RECORD EXCERPTS.

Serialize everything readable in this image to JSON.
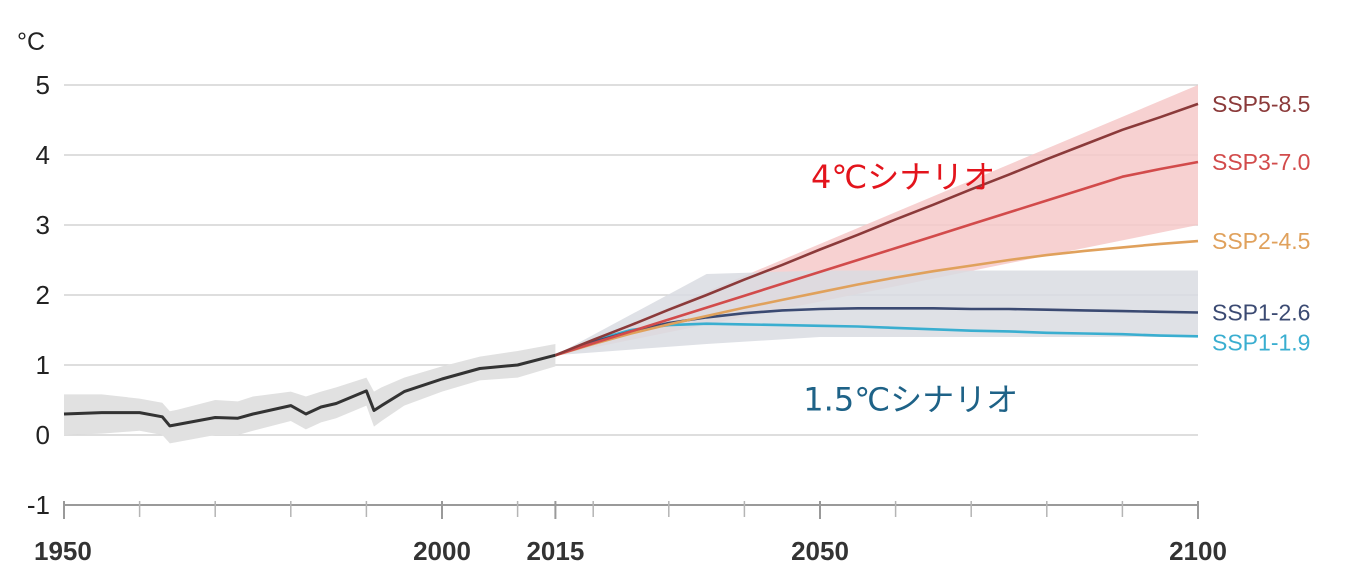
{
  "chart_data": {
    "type": "line",
    "ylabel": "°C",
    "xlim": [
      1950,
      2100
    ],
    "ylim": [
      -1,
      5
    ],
    "y_ticks": [
      "5",
      "4",
      "3",
      "2",
      "1",
      "0",
      "-1"
    ],
    "y_tick_values": [
      5,
      4,
      3,
      2,
      1,
      0,
      -1
    ],
    "x_ticks": [
      "1950",
      "2000",
      "2015",
      "2050",
      "2100"
    ],
    "x_tick_values": [
      1950,
      2000,
      2015,
      2050,
      2100
    ],
    "x_minor_ticks": [
      1960,
      1970,
      1980,
      1990,
      2010,
      2020,
      2030,
      2040,
      2060,
      2070,
      2080,
      2090
    ],
    "grid": true,
    "historical": {
      "color": "#333333",
      "x": [
        1950,
        1955,
        1960,
        1963,
        1964,
        1965,
        1970,
        1973,
        1975,
        1980,
        1982,
        1984,
        1986,
        1990,
        1991,
        1992,
        1995,
        2000,
        2005,
        2010,
        2015
      ],
      "y": [
        0.3,
        0.32,
        0.32,
        0.26,
        0.13,
        0.15,
        0.25,
        0.24,
        0.3,
        0.42,
        0.3,
        0.4,
        0.45,
        0.63,
        0.35,
        0.42,
        0.62,
        0.8,
        0.95,
        1.0,
        1.14
      ],
      "band_upper": [
        0.58,
        0.58,
        0.52,
        0.46,
        0.34,
        0.36,
        0.5,
        0.48,
        0.55,
        0.62,
        0.55,
        0.62,
        0.68,
        0.82,
        0.62,
        0.68,
        0.82,
        0.98,
        1.12,
        1.2,
        1.3
      ],
      "band_lower": [
        0.0,
        0.02,
        0.06,
        0.0,
        -0.12,
        -0.1,
        0.0,
        0.0,
        0.06,
        0.2,
        0.08,
        0.18,
        0.24,
        0.42,
        0.12,
        0.2,
        0.42,
        0.62,
        0.78,
        0.82,
        0.98
      ],
      "band_color": "#e1e1e1"
    },
    "bands": [
      {
        "color": "#f6c9c9",
        "x": [
          2015,
          2100
        ],
        "upper": [
          1.14,
          5.0
        ],
        "lower": [
          1.14,
          3.0
        ]
      },
      {
        "color": "#d9dce2",
        "x": [
          2015,
          2035,
          2050,
          2100
        ],
        "upper": [
          1.14,
          2.3,
          2.35,
          2.35
        ],
        "lower": [
          1.14,
          1.3,
          1.4,
          1.4
        ]
      }
    ],
    "x": [
      2015,
      2020,
      2025,
      2030,
      2035,
      2040,
      2045,
      2050,
      2055,
      2060,
      2065,
      2070,
      2075,
      2080,
      2085,
      2090,
      2095,
      2100
    ],
    "series": [
      {
        "name": "SSP5-8.5",
        "color": "#8b3a3a",
        "values": [
          1.14,
          1.36,
          1.57,
          1.79,
          2.0,
          2.22,
          2.43,
          2.65,
          2.86,
          3.08,
          3.29,
          3.51,
          3.72,
          3.94,
          4.15,
          4.36,
          4.54,
          4.73
        ]
      },
      {
        "name": "SSP3-7.0",
        "color": "#d24b4b",
        "values": [
          1.14,
          1.31,
          1.48,
          1.65,
          1.82,
          1.99,
          2.16,
          2.33,
          2.5,
          2.67,
          2.84,
          3.01,
          3.18,
          3.35,
          3.52,
          3.69,
          3.8,
          3.9
        ]
      },
      {
        "name": "SSP2-4.5",
        "color": "#e0a15c",
        "values": [
          1.14,
          1.3,
          1.45,
          1.58,
          1.7,
          1.82,
          1.93,
          2.04,
          2.15,
          2.25,
          2.34,
          2.42,
          2.5,
          2.57,
          2.63,
          2.68,
          2.73,
          2.77
        ]
      },
      {
        "name": "SSP1-2.6",
        "color": "#3b4a72",
        "values": [
          1.14,
          1.33,
          1.48,
          1.6,
          1.68,
          1.74,
          1.78,
          1.8,
          1.81,
          1.81,
          1.81,
          1.8,
          1.8,
          1.79,
          1.78,
          1.77,
          1.76,
          1.75
        ]
      },
      {
        "name": "SSP1-1.9",
        "color": "#3aaed0",
        "values": [
          1.14,
          1.35,
          1.5,
          1.57,
          1.59,
          1.58,
          1.57,
          1.56,
          1.55,
          1.53,
          1.51,
          1.49,
          1.48,
          1.46,
          1.45,
          1.44,
          1.42,
          1.41
        ]
      }
    ],
    "annotations": [
      {
        "text": "4℃シナリオ",
        "color": "#e3141c",
        "x": 2061,
        "y": 3.7
      },
      {
        "text": "1.5℃シナリオ",
        "color": "#1e6287",
        "x": 2062,
        "y": 0.52
      }
    ]
  }
}
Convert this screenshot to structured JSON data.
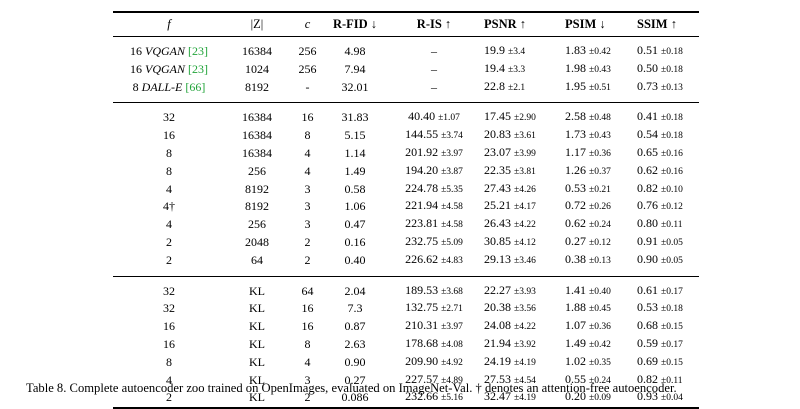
{
  "table": {
    "headers": [
      "f",
      "|Z|",
      "c",
      "R-FID ↓",
      "R-IS ↑",
      "PSNR ↑",
      "PSIM ↓",
      "SSIM ↑"
    ],
    "groups": [
      {
        "rows": [
          {
            "f": "16",
            "model": "VQGAN",
            "cite": "[23]",
            "z": "16384",
            "c": "256",
            "rfid": "4.98",
            "ris": "–",
            "psnr": "19.9",
            "psnr_sd": "±3.4",
            "psim": "1.83",
            "psim_sd": "±0.42",
            "ssim": "0.51",
            "ssim_sd": "±0.18"
          },
          {
            "f": "16",
            "model": "VQGAN",
            "cite": "[23]",
            "z": "1024",
            "c": "256",
            "rfid": "7.94",
            "ris": "–",
            "psnr": "19.4",
            "psnr_sd": "±3.3",
            "psim": "1.98",
            "psim_sd": "±0.43",
            "ssim": "0.50",
            "ssim_sd": "±0.18"
          },
          {
            "f": "8",
            "model": "DALL-E",
            "cite": "[66]",
            "z": "8192",
            "c": "-",
            "rfid": "32.01",
            "ris": "–",
            "psnr": "22.8",
            "psnr_sd": "±2.1",
            "psim": "1.95",
            "psim_sd": "±0.51",
            "ssim": "0.73",
            "ssim_sd": "±0.13"
          }
        ]
      },
      {
        "rows": [
          {
            "f": "32",
            "z": "16384",
            "c": "16",
            "rfid": "31.83",
            "ris": "40.40",
            "ris_sd": "±1.07",
            "psnr": "17.45",
            "psnr_sd": "±2.90",
            "psim": "2.58",
            "psim_sd": "±0.48",
            "ssim": "0.41",
            "ssim_sd": "±0.18"
          },
          {
            "f": "16",
            "z": "16384",
            "c": "8",
            "rfid": "5.15",
            "ris": "144.55",
            "ris_sd": "±3.74",
            "psnr": "20.83",
            "psnr_sd": "±3.61",
            "psim": "1.73",
            "psim_sd": "±0.43",
            "ssim": "0.54",
            "ssim_sd": "±0.18"
          },
          {
            "f": "8",
            "z": "16384",
            "c": "4",
            "rfid": "1.14",
            "ris": "201.92",
            "ris_sd": "±3.97",
            "psnr": "23.07",
            "psnr_sd": "±3.99",
            "psim": "1.17",
            "psim_sd": "±0.36",
            "ssim": "0.65",
            "ssim_sd": "±0.16"
          },
          {
            "f": "8",
            "z": "256",
            "c": "4",
            "rfid": "1.49",
            "ris": "194.20",
            "ris_sd": "±3.87",
            "psnr": "22.35",
            "psnr_sd": "±3.81",
            "psim": "1.26",
            "psim_sd": "±0.37",
            "ssim": "0.62",
            "ssim_sd": "±0.16"
          },
          {
            "f": "4",
            "z": "8192",
            "c": "3",
            "rfid": "0.58",
            "ris": "224.78",
            "ris_sd": "±5.35",
            "psnr": "27.43",
            "psnr_sd": "±4.26",
            "psim": "0.53",
            "psim_sd": "±0.21",
            "ssim": "0.82",
            "ssim_sd": "±0.10"
          },
          {
            "f": "4†",
            "z": "8192",
            "c": "3",
            "rfid": "1.06",
            "ris": "221.94",
            "ris_sd": "±4.58",
            "psnr": "25.21",
            "psnr_sd": "±4.17",
            "psim": "0.72",
            "psim_sd": "±0.26",
            "ssim": "0.76",
            "ssim_sd": "±0.12"
          },
          {
            "f": "4",
            "z": "256",
            "c": "3",
            "rfid": "0.47",
            "ris": "223.81",
            "ris_sd": "±4.58",
            "psnr": "26.43",
            "psnr_sd": "±4.22",
            "psim": "0.62",
            "psim_sd": "±0.24",
            "ssim": "0.80",
            "ssim_sd": "±0.11"
          },
          {
            "f": "2",
            "z": "2048",
            "c": "2",
            "rfid": "0.16",
            "ris": "232.75",
            "ris_sd": "±5.09",
            "psnr": "30.85",
            "psnr_sd": "±4.12",
            "psim": "0.27",
            "psim_sd": "±0.12",
            "ssim": "0.91",
            "ssim_sd": "±0.05"
          },
          {
            "f": "2",
            "z": "64",
            "c": "2",
            "rfid": "0.40",
            "ris": "226.62",
            "ris_sd": "±4.83",
            "psnr": "29.13",
            "psnr_sd": "±3.46",
            "psim": "0.38",
            "psim_sd": "±0.13",
            "ssim": "0.90",
            "ssim_sd": "±0.05"
          }
        ]
      },
      {
        "rows": [
          {
            "f": "32",
            "z": "KL",
            "c": "64",
            "rfid": "2.04",
            "ris": "189.53",
            "ris_sd": "±3.68",
            "psnr": "22.27",
            "psnr_sd": "±3.93",
            "psim": "1.41",
            "psim_sd": "±0.40",
            "ssim": "0.61",
            "ssim_sd": "±0.17"
          },
          {
            "f": "32",
            "z": "KL",
            "c": "16",
            "rfid": "7.3",
            "ris": "132.75",
            "ris_sd": "±2.71",
            "psnr": "20.38",
            "psnr_sd": "±3.56",
            "psim": "1.88",
            "psim_sd": "±0.45",
            "ssim": "0.53",
            "ssim_sd": "±0.18"
          },
          {
            "f": "16",
            "z": "KL",
            "c": "16",
            "rfid": "0.87",
            "ris": "210.31",
            "ris_sd": "±3.97",
            "psnr": "24.08",
            "psnr_sd": "±4.22",
            "psim": "1.07",
            "psim_sd": "±0.36",
            "ssim": "0.68",
            "ssim_sd": "±0.15"
          },
          {
            "f": "16",
            "z": "KL",
            "c": "8",
            "rfid": "2.63",
            "ris": "178.68",
            "ris_sd": "±4.08",
            "psnr": "21.94",
            "psnr_sd": "±3.92",
            "psim": "1.49",
            "psim_sd": "±0.42",
            "ssim": "0.59",
            "ssim_sd": "±0.17"
          },
          {
            "f": "8",
            "z": "KL",
            "c": "4",
            "rfid": "0.90",
            "ris": "209.90",
            "ris_sd": "±4.92",
            "psnr": "24.19",
            "psnr_sd": "±4.19",
            "psim": "1.02",
            "psim_sd": "±0.35",
            "ssim": "0.69",
            "ssim_sd": "±0.15"
          },
          {
            "f": "4",
            "z": "KL",
            "c": "3",
            "rfid": "0.27",
            "ris": "227.57",
            "ris_sd": "±4.89",
            "psnr": "27.53",
            "psnr_sd": "±4.54",
            "psim": "0.55",
            "psim_sd": "±0.24",
            "ssim": "0.82",
            "ssim_sd": "±0.11"
          },
          {
            "f": "2",
            "z": "KL",
            "c": "2",
            "rfid": "0.086",
            "ris": "232.66",
            "ris_sd": "±5.16",
            "psnr": "32.47",
            "psnr_sd": "±4.19",
            "psim": "0.20",
            "psim_sd": "±0.09",
            "ssim": "0.93",
            "ssim_sd": "±0.04"
          }
        ]
      }
    ]
  },
  "caption": {
    "label": "Table 8.",
    "text": "Complete autoencoder zoo trained on OpenImages, evaluated on ImageNet-Val. † denotes an attention-free autoencoder."
  }
}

DIRECTIONS FOR THIS TASK.
Extract lines where the string "name" occurs.

ANSWER TO THE TASK.
        "name": "SSP5-8.5",
        "name": "SSP3-7.0",
        "name": "SSP2-4.5",
        "name": "SSP1-2.6",
        "name": "SSP1-1.9",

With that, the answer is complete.